#### Problem to solve
Omit all images. Write out the rest of the material exactly.

#### Data entries
# # # # #

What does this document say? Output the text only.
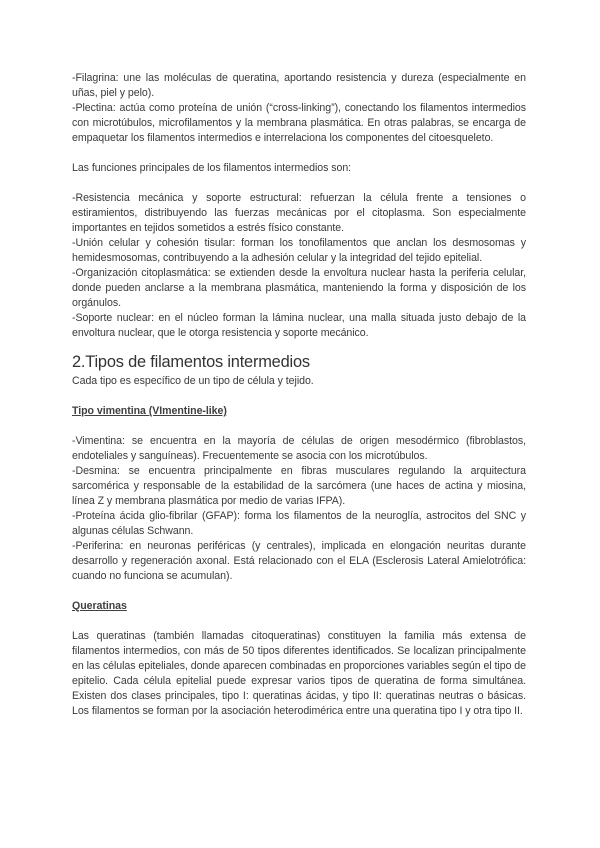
-Filagrina: une las moléculas de queratina, aportando resistencia y dureza (especialmente en uñas, piel y pelo).

-Plectina: actúa como proteína de unión (“cross-linking”), conectando los filamentos intermedios con microtúbulos, microfilamentos y la membrana plasmática. En otras palabras, se encarga de empaquetar los filamentos intermedios e interrelaciona los componentes del citoesqueleto.

Las funciones principales de los filamentos intermedios son:

-Resistencia mecánica y soporte estructural: refuerzan la célula frente a tensiones o estiramientos, distribuyendo las fuerzas mecánicas por el citoplasma. Son especialmente importantes en tejidos sometidos a estrés físico constante.

-Unión celular y cohesión tisular: forman los tonofilamentos que anclan los desmosomas y hemidesmosomas, contribuyendo a la adhesión celular y la integridad del tejido epitelial.

-Organización citoplasmática: se extienden desde la envoltura nuclear hasta la periferia celular, donde pueden anclarse a la membrana plasmática, manteniendo la forma y disposición de los orgánulos.

-Soporte nuclear: en el núcleo forman la lámina nuclear, una malla situada justo debajo de la envoltura nuclear, que le otorga resistencia y soporte mecánico.

2.Tipos de filamentos intermedios

Cada tipo es específico de un tipo de célula y tejido.

Tipo vimentina (VImentine-like)

-Vimentina: se encuentra en la mayoría de células de origen mesodérmico (fibroblastos, endoteliales y sanguíneas). Frecuentemente se asocia con los microtúbulos.

-Desmina: se encuentra principalmente en fibras musculares regulando la arquitectura sarcomérica y responsable de la estabilidad de la sarcómera (une haces de actina y miosina, línea Z y membrana plasmática por medio de varias IFPA).

-Proteína ácida glio-fibrilar (GFAP): forma los filamentos de la neuroglía, astrocitos del SNC y algunas células Schwann.

-Periferina: en neuronas periféricas (y centrales), implicada en elongación neuritas durante desarrollo y regeneración axonal. Está relacionado con el ELA (Esclerosis Lateral Amielotrófica: cuando no funciona se acumulan).

Queratinas

Las queratinas (también llamadas citoqueratinas) constituyen la familia más extensa de filamentos intermedios, con más de 50 tipos diferentes identificados. Se localizan principalmente en las células epiteliales, donde aparecen combinadas en proporciones variables según el tipo de epitelio. Cada célula epitelial puede expresar varios tipos de queratina de forma simultánea. Existen dos clases principales, tipo I: queratinas ácidas, y tipo II: queratinas neutras o básicas. Los filamentos se forman por la asociación heterodimérica entre una queratina tipo I y otra tipo II.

# # # # #

#### Answer to this problem
What does this document say? Output the text only.
-Filagrina: une las moléculas de queratina, aportando resistencia y dureza (especialmente en uñas, piel y pelo).

-Plectina: actúa como proteína de unión (“cross-linking”), conectando los filamentos intermedios con microtúbulos, microfilamentos y la membrana plasmática. En otras palabras, se encarga de empaquetar los filamentos intermedios e interrelaciona los componentes del citoesqueleto.

Las funciones principales de los filamentos intermedios son:

-Resistencia mecánica y soporte estructural: refuerzan la célula frente a tensiones o estiramientos, distribuyendo las fuerzas mecánicas por el citoplasma. Son especialmente importantes en tejidos sometidos a estrés físico constante.

-Unión celular y cohesión tisular: forman los tonofilamentos que anclan los desmosomas y hemidesmosomas, contribuyendo a la adhesión celular y la integridad del tejido epitelial.

-Organización citoplasmática: se extienden desde la envoltura nuclear hasta la periferia celular, donde pueden anclarse a la membrana plasmática, manteniendo la forma y disposición de los orgánulos.

-Soporte nuclear: en el núcleo forman la lámina nuclear, una malla situada justo debajo de la envoltura nuclear, que le otorga resistencia y soporte mecánico.

2.Tipos de filamentos intermedios

Cada tipo es específico de un tipo de célula y tejido.

Tipo vimentina (VImentine-like)

-Vimentina: se encuentra en la mayoría de células de origen mesodérmico (fibroblastos, endoteliales y sanguíneas). Frecuentemente se asocia con los microtúbulos.

-Desmina: se encuentra principalmente en fibras musculares regulando la arquitectura sarcomérica y responsable de la estabilidad de la sarcómera (une haces de actina y miosina, línea Z y membrana plasmática por medio de varias IFPA).

-Proteína ácida glio-fibrilar (GFAP): forma los filamentos de la neuroglía, astrocitos del SNC y algunas células Schwann.

-Periferina: en neuronas periféricas (y centrales), implicada en elongación neuritas durante desarrollo y regeneración axonal. Está relacionado con el ELA (Esclerosis Lateral Amielotrófica: cuando no funciona se acumulan).

Queratinas

Las queratinas (también llamadas citoqueratinas) constituyen la familia más extensa de filamentos intermedios, con más de 50 tipos diferentes identificados. Se localizan principalmente en las células epiteliales, donde aparecen combinadas en proporciones variables según el tipo de epitelio. Cada célula epitelial puede expresar varios tipos de queratina de forma simultánea. Existen dos clases principales, tipo I: queratinas ácidas, y tipo II: queratinas neutras o básicas. Los filamentos se forman por la asociación heterodimérica entre una queratina tipo I y otra tipo II.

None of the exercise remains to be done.